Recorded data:

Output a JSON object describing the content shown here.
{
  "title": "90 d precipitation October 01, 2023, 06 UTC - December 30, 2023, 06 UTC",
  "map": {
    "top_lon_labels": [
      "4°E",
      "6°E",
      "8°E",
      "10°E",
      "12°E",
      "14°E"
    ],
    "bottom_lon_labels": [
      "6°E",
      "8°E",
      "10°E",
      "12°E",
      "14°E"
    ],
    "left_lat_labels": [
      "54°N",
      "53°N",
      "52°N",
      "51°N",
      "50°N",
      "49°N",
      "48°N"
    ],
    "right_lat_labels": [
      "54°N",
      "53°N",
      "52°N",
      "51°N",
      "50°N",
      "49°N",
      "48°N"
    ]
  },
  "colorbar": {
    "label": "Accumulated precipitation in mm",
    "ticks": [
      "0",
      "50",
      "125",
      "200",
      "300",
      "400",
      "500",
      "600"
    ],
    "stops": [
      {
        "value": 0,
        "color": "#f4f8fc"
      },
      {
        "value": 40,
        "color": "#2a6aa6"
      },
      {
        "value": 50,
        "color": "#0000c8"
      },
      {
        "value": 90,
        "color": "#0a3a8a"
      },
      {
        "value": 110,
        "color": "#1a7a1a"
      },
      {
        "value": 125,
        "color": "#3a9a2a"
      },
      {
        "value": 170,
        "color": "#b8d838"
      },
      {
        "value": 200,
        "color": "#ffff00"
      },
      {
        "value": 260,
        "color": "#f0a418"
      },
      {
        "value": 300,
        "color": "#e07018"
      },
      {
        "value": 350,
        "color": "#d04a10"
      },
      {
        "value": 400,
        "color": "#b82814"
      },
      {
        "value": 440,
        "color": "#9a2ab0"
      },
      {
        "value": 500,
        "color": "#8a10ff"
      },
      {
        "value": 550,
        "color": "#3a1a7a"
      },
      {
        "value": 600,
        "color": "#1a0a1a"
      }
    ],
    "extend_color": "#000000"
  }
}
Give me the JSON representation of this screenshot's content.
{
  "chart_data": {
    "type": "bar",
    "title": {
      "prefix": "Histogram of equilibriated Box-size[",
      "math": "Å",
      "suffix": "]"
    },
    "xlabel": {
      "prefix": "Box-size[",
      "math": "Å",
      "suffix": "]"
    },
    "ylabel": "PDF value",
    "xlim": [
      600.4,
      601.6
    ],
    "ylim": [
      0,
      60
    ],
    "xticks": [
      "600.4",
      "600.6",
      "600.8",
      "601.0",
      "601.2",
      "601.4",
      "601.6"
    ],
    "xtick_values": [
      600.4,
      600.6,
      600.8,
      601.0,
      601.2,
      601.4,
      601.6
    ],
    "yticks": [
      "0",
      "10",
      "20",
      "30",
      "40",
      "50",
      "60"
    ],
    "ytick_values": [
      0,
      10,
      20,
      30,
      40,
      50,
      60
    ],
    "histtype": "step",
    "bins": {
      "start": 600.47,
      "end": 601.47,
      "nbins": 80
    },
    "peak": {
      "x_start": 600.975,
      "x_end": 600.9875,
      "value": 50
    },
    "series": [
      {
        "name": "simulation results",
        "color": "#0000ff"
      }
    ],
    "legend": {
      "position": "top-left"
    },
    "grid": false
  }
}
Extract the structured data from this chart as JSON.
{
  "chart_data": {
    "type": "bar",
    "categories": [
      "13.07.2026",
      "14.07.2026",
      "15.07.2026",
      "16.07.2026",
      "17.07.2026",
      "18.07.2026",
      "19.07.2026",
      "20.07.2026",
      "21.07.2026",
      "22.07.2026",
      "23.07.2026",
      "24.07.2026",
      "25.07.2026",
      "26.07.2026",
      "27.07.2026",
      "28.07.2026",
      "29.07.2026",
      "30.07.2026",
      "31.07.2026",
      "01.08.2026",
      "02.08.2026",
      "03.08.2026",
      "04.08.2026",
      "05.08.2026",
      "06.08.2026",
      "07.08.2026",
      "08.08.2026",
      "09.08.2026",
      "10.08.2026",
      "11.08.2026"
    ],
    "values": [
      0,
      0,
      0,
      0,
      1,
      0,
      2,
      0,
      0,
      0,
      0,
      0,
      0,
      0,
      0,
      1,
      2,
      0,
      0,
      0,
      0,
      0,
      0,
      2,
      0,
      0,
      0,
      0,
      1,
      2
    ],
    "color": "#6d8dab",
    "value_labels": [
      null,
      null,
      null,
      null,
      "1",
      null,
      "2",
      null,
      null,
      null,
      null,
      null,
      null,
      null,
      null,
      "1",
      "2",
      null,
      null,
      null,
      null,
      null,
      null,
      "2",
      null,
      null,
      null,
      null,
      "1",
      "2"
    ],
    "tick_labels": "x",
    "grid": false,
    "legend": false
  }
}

Given request: Please reproduce all of the entries exactly as they stand.

The completed task:
Output a JSON object describing the content shown here.
{
  "title": "90 d precipitation October 01, 2023, 06 UTC - December 30, 2023, 06 UTC",
  "map": {
    "top_lon_labels": [
      "4°E",
      "6°E",
      "8°E",
      "10°E",
      "12°E",
      "14°E"
    ],
    "bottom_lon_labels": [
      "6°E",
      "8°E",
      "10°E",
      "12°E",
      "14°E"
    ],
    "left_lat_labels": [
      "54°N",
      "53°N",
      "52°N",
      "51°N",
      "50°N",
      "49°N",
      "48°N"
    ],
    "right_lat_labels": [
      "54°N",
      "53°N",
      "52°N",
      "51°N",
      "50°N",
      "49°N",
      "48°N"
    ]
  },
  "colorbar": {
    "label": "Accumulated precipitation in mm",
    "ticks": [
      "0",
      "50",
      "125",
      "200",
      "300",
      "400",
      "500",
      "600"
    ],
    "stops": [
      {
        "value": 0,
        "color": "#f4f8fc"
      },
      {
        "value": 40,
        "color": "#2a6aa6"
      },
      {
        "value": 50,
        "color": "#0000c8"
      },
      {
        "value": 90,
        "color": "#0a3a8a"
      },
      {
        "value": 110,
        "color": "#1a7a1a"
      },
      {
        "value": 125,
        "color": "#3a9a2a"
      },
      {
        "value": 170,
        "color": "#b8d838"
      },
      {
        "value": 200,
        "color": "#ffff00"
      },
      {
        "value": 260,
        "color": "#f0a418"
      },
      {
        "value": 300,
        "color": "#e07018"
      },
      {
        "value": 350,
        "color": "#d04a10"
      },
      {
        "value": 400,
        "color": "#b82814"
      },
      {
        "value": 440,
        "color": "#9a2ab0"
      },
      {
        "value": 500,
        "color": "#8a10ff"
      },
      {
        "value": 550,
        "color": "#3a1a7a"
      },
      {
        "value": 600,
        "color": "#1a0a1a"
      }
    ],
    "extend_color": "#000000"
  }
}
Give me the JSON representation of this screenshot's content.
{
  "chart_data": {
    "type": "bar",
    "title": {
      "prefix": "Histogram of equilibriated Box-size[",
      "math": "Å",
      "suffix": "]"
    },
    "xlabel": {
      "prefix": "Box-size[",
      "math": "Å",
      "suffix": "]"
    },
    "ylabel": "PDF value",
    "xlim": [
      600.4,
      601.6
    ],
    "ylim": [
      0,
      60
    ],
    "xticks": [
      "600.4",
      "600.6",
      "600.8",
      "601.0",
      "601.2",
      "601.4",
      "601.6"
    ],
    "xtick_values": [
      600.4,
      600.6,
      600.8,
      601.0,
      601.2,
      601.4,
      601.6
    ],
    "yticks": [
      "0",
      "10",
      "20",
      "30",
      "40",
      "50",
      "60"
    ],
    "ytick_values": [
      0,
      10,
      20,
      30,
      40,
      50,
      60
    ],
    "histtype": "step",
    "bins": {
      "start": 600.47,
      "end": 601.47,
      "nbins": 80
    },
    "peak": {
      "x_start": 600.975,
      "x_end": 600.9875,
      "value": 50
    },
    "series": [
      {
        "name": "simulation results",
        "color": "#0000ff"
      }
    ],
    "legend": {
      "position": "top-left"
    },
    "grid": false
  }
}
Extract the structured data from this chart as JSON.
{
  "chart_data": {
    "type": "bar",
    "categories": [
      "13.07.2026",
      "14.07.2026",
      "15.07.2026",
      "16.07.2026",
      "17.07.2026",
      "18.07.2026",
      "19.07.2026",
      "20.07.2026",
      "21.07.2026",
      "22.07.2026",
      "23.07.2026",
      "24.07.2026",
      "25.07.2026",
      "26.07.2026",
      "27.07.2026",
      "28.07.2026",
      "29.07.2026",
      "30.07.2026",
      "31.07.2026",
      "01.08.2026",
      "02.08.2026",
      "03.08.2026",
      "04.08.2026",
      "05.08.2026",
      "06.08.2026",
      "07.08.2026",
      "08.08.2026",
      "09.08.2026",
      "10.08.2026",
      "11.08.2026"
    ],
    "values": [
      0,
      0,
      0,
      0,
      1,
      0,
      2,
      0,
      0,
      0,
      0,
      0,
      0,
      0,
      0,
      1,
      2,
      0,
      0,
      0,
      0,
      0,
      0,
      2,
      0,
      0,
      0,
      0,
      1,
      2
    ],
    "color": "#6d8dab",
    "value_labels": [
      null,
      null,
      null,
      null,
      "1",
      null,
      "2",
      null,
      null,
      null,
      null,
      null,
      null,
      null,
      null,
      "1",
      "2",
      null,
      null,
      null,
      null,
      null,
      null,
      "2",
      null,
      null,
      null,
      null,
      "1",
      "2"
    ],
    "tick_labels": "x",
    "grid": false,
    "legend": false
  }
}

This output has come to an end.